Problem to solve: Print the records again, character for character.

-------

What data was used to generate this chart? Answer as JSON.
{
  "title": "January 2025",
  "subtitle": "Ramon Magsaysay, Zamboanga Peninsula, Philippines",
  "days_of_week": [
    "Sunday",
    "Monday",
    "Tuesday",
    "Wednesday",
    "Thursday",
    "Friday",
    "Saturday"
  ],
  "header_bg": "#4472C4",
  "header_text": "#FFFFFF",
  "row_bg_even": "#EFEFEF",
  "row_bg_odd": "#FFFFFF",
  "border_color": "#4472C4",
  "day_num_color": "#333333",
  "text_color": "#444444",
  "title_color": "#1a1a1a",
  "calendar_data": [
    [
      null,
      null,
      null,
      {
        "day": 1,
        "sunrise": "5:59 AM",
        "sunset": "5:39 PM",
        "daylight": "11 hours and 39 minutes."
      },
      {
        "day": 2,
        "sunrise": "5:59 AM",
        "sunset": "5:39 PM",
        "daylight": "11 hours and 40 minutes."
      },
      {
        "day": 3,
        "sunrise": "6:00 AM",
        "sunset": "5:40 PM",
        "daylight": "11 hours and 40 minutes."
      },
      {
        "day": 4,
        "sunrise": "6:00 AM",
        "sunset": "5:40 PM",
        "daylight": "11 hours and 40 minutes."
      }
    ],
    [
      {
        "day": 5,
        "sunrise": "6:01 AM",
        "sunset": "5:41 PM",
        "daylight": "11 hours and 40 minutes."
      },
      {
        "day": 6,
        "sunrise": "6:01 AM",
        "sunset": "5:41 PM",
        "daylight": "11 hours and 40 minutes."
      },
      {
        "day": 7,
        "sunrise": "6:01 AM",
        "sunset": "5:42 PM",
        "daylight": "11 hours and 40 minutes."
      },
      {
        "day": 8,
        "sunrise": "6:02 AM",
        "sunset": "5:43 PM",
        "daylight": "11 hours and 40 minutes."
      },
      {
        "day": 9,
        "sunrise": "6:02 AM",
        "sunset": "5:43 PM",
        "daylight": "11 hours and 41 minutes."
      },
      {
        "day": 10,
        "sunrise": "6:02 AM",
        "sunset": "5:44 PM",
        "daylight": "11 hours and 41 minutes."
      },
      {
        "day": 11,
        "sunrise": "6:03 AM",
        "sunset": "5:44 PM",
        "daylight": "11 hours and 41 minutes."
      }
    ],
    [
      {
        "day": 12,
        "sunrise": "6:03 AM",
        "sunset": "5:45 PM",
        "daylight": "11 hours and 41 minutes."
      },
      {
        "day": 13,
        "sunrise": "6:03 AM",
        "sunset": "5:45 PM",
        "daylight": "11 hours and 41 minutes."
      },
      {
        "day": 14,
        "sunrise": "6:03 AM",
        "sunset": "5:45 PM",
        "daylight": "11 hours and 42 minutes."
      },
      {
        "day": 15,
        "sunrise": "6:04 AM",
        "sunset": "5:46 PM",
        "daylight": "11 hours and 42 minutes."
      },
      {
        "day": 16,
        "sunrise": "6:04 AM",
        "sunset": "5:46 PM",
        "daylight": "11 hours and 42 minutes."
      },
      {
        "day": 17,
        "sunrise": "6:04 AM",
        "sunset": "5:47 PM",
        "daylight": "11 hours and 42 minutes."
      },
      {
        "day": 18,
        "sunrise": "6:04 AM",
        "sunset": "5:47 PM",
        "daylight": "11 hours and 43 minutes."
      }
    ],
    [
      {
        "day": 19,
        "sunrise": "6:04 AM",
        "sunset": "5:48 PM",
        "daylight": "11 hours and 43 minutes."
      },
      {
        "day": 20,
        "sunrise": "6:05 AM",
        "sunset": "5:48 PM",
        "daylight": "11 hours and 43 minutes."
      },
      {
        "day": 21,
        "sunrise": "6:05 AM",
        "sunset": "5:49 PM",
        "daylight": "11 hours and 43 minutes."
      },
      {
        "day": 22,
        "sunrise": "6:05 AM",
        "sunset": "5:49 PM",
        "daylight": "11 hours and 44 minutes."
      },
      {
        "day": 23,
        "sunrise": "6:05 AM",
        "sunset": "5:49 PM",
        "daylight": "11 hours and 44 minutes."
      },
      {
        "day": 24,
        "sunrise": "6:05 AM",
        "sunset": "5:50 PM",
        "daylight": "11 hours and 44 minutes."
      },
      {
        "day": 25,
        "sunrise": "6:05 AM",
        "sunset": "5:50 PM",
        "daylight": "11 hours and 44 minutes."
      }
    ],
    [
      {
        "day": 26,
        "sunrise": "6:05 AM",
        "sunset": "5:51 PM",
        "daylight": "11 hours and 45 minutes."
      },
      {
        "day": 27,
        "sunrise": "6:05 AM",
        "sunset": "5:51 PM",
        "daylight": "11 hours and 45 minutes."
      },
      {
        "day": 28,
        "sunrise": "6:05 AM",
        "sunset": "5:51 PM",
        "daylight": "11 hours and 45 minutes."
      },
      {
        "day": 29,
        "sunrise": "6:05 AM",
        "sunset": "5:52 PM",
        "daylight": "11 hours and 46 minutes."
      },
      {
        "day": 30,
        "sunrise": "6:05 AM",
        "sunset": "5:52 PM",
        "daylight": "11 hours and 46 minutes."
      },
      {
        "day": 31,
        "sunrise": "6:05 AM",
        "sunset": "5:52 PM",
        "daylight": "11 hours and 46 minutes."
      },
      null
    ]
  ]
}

-------

Expected output:
What data was used to generate this chart? Answer as JSON.
{
  "title": "January 2025",
  "subtitle": "Ramon Magsaysay, Zamboanga Peninsula, Philippines",
  "days_of_week": [
    "Sunday",
    "Monday",
    "Tuesday",
    "Wednesday",
    "Thursday",
    "Friday",
    "Saturday"
  ],
  "header_bg": "#4472C4",
  "header_text": "#FFFFFF",
  "row_bg_even": "#EFEFEF",
  "row_bg_odd": "#FFFFFF",
  "border_color": "#4472C4",
  "day_num_color": "#333333",
  "text_color": "#444444",
  "title_color": "#1a1a1a",
  "calendar_data": [
    [
      null,
      null,
      null,
      {
        "day": 1,
        "sunrise": "5:59 AM",
        "sunset": "5:39 PM",
        "daylight": "11 hours and 39 minutes."
      },
      {
        "day": 2,
        "sunrise": "5:59 AM",
        "sunset": "5:39 PM",
        "daylight": "11 hours and 40 minutes."
      },
      {
        "day": 3,
        "sunrise": "6:00 AM",
        "sunset": "5:40 PM",
        "daylight": "11 hours and 40 minutes."
      },
      {
        "day": 4,
        "sunrise": "6:00 AM",
        "sunset": "5:40 PM",
        "daylight": "11 hours and 40 minutes."
      }
    ],
    [
      {
        "day": 5,
        "sunrise": "6:01 AM",
        "sunset": "5:41 PM",
        "daylight": "11 hours and 40 minutes."
      },
      {
        "day": 6,
        "sunrise": "6:01 AM",
        "sunset": "5:41 PM",
        "daylight": "11 hours and 40 minutes."
      },
      {
        "day": 7,
        "sunrise": "6:01 AM",
        "sunset": "5:42 PM",
        "daylight": "11 hours and 40 minutes."
      },
      {
        "day": 8,
        "sunrise": "6:02 AM",
        "sunset": "5:43 PM",
        "daylight": "11 hours and 40 minutes."
      },
      {
        "day": 9,
        "sunrise": "6:02 AM",
        "sunset": "5:43 PM",
        "daylight": "11 hours and 41 minutes."
      },
      {
        "day": 10,
        "sunrise": "6:02 AM",
        "sunset": "5:44 PM",
        "daylight": "11 hours and 41 minutes."
      },
      {
        "day": 11,
        "sunrise": "6:03 AM",
        "sunset": "5:44 PM",
        "daylight": "11 hours and 41 minutes."
      }
    ],
    [
      {
        "day": 12,
        "sunrise": "6:03 AM",
        "sunset": "5:45 PM",
        "daylight": "11 hours and 41 minutes."
      },
      {
        "day": 13,
        "sunrise": "6:03 AM",
        "sunset": "5:45 PM",
        "daylight": "11 hours and 41 minutes."
      },
      {
        "day": 14,
        "sunrise": "6:03 AM",
        "sunset": "5:45 PM",
        "daylight": "11 hours and 42 minutes."
      },
      {
        "day": 15,
        "sunrise": "6:04 AM",
        "sunset": "5:46 PM",
        "daylight": "11 hours and 42 minutes."
      },
      {
        "day": 16,
        "sunrise": "6:04 AM",
        "sunset": "5:46 PM",
        "daylight": "11 hours and 42 minutes."
      },
      {
        "day": 17,
        "sunrise": "6:04 AM",
        "sunset": "5:47 PM",
        "daylight": "11 hours and 42 minutes."
      },
      {
        "day": 18,
        "sunrise": "6:04 AM",
        "sunset": "5:47 PM",
        "daylight": "11 hours and 43 minutes."
      }
    ],
    [
      {
        "day": 19,
        "sunrise": "6:04 AM",
        "sunset": "5:48 PM",
        "daylight": "11 hours and 43 minutes."
      },
      {
        "day": 20,
        "sunrise": "6:05 AM",
        "sunset": "5:48 PM",
        "daylight": "11 hours and 43 minutes."
      },
      {
        "day": 21,
        "sunrise": "6:05 AM",
        "sunset": "5:49 PM",
        "daylight": "11 hours and 43 minutes."
      },
      {
        "day": 22,
        "sunrise": "6:05 AM",
        "sunset": "5:49 PM",
        "daylight": "11 hours and 44 minutes."
      },
      {
        "day": 23,
        "sunrise": "6:05 AM",
        "sunset": "5:49 PM",
        "daylight": "11 hours and 44 minutes."
      },
      {
        "day": 24,
        "sunrise": "6:05 AM",
        "sunset": "5:50 PM",
        "daylight": "11 hours and 44 minutes."
      },
      {
        "day": 25,
        "sunrise": "6:05 AM",
        "sunset": "5:50 PM",
        "daylight": "11 hours and 44 minutes."
      }
    ],
    [
      {
        "day": 26,
        "sunrise": "6:05 AM",
        "sunset": "5:51 PM",
        "daylight": "11 hours and 45 minutes."
      },
      {
        "day": 27,
        "sunrise": "6:05 AM",
        "sunset": "5:51 PM",
        "daylight": "11 hours and 45 minutes."
      },
      {
        "day": 28,
        "sunrise": "6:05 AM",
        "sunset": "5:51 PM",
        "daylight": "11 hours and 45 minutes."
      },
      {
        "day": 29,
        "sunrise": "6:05 AM",
        "sunset": "5:52 PM",
        "daylight": "11 hours and 46 minutes."
      },
      {
        "day": 30,
        "sunrise": "6:05 AM",
        "sunset": "5:52 PM",
        "daylight": "11 hours and 46 minutes."
      },
      {
        "day": 31,
        "sunrise": "6:05 AM",
        "sunset": "5:52 PM",
        "daylight": "11 hours and 46 minutes."
      },
      null
    ]
  ]
}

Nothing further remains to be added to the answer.